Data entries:
----------------------------------------

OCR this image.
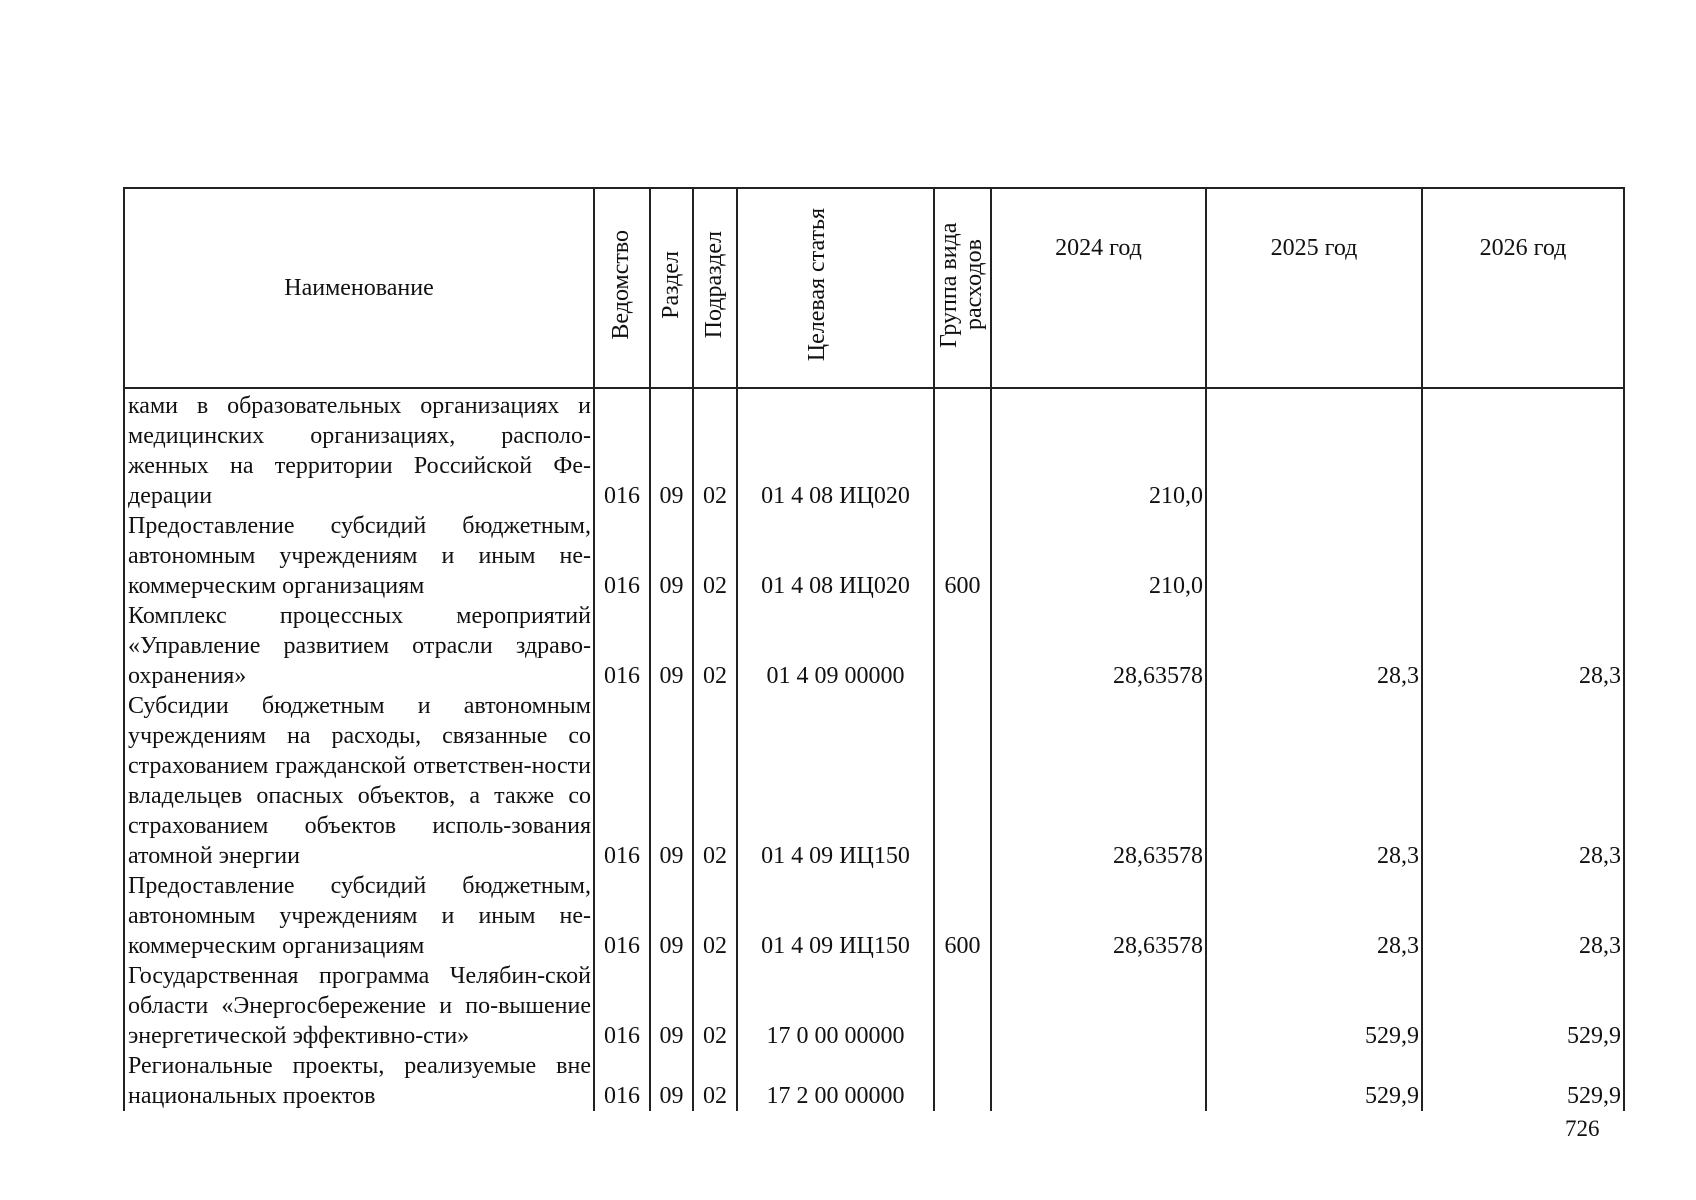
Наименование	Ведомство	Раздел	Подраздел	Целевая статья	Группа вида расходов	2024 год	2025 год	2026 год
ками в образовательных организациях и медицинских организациях, располо-женных на территории Российской Фе-дерации	016	09	02	01 4 08 ИЦ020		210,0		
Предоставление субсидий бюджетным, автономным учреждениям и иным не-коммерческим организациям	016	09	02	01 4 08 ИЦ020	600	210,0		
Комплекс процессных мероприятий «Управление развитием отрасли здраво-охранения»	016	09	02	01 4 09 00000		28,63578	28,3	28,3
Субсидии бюджетным и автономным учреждениям на расходы, связанные со страхованием гражданской ответствен-ности владельцев опасных объектов, а также со страхованием объектов исполь-зования атомной энергии	016	09	02	01 4 09 ИЦ150		28,63578	28,3	28,3
Предоставление субсидий бюджетным, автономным учреждениям и иным не-коммерческим организациям	016	09	02	01 4 09 ИЦ150	600	28,63578	28,3	28,3
Государственная программа Челябин-ской области «Энергосбережение и по-вышение энергетической эффективно-сти»	016	09	02	17 0 00 00000			529,9	529,9
Региональные проекты, реализуемые вне национальных проектов	016	09	02	17 2 00 00000			529,9	529,9
726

----------------------------------------

In the listing above, find each line with the word "Предоставление" and copy it.

Result of the task:
Предоставление субсидий бюджетным, автономным учреждениям и иным не-коммерческим организациям	016	09	02	01 4 08 ИЦ020	600	210,0		
Предоставление субсидий бюджетным, автономным учреждениям и иным не-коммерческим организациям	016	09	02	01 4 09 ИЦ150	600	28,63578	28,3	28,3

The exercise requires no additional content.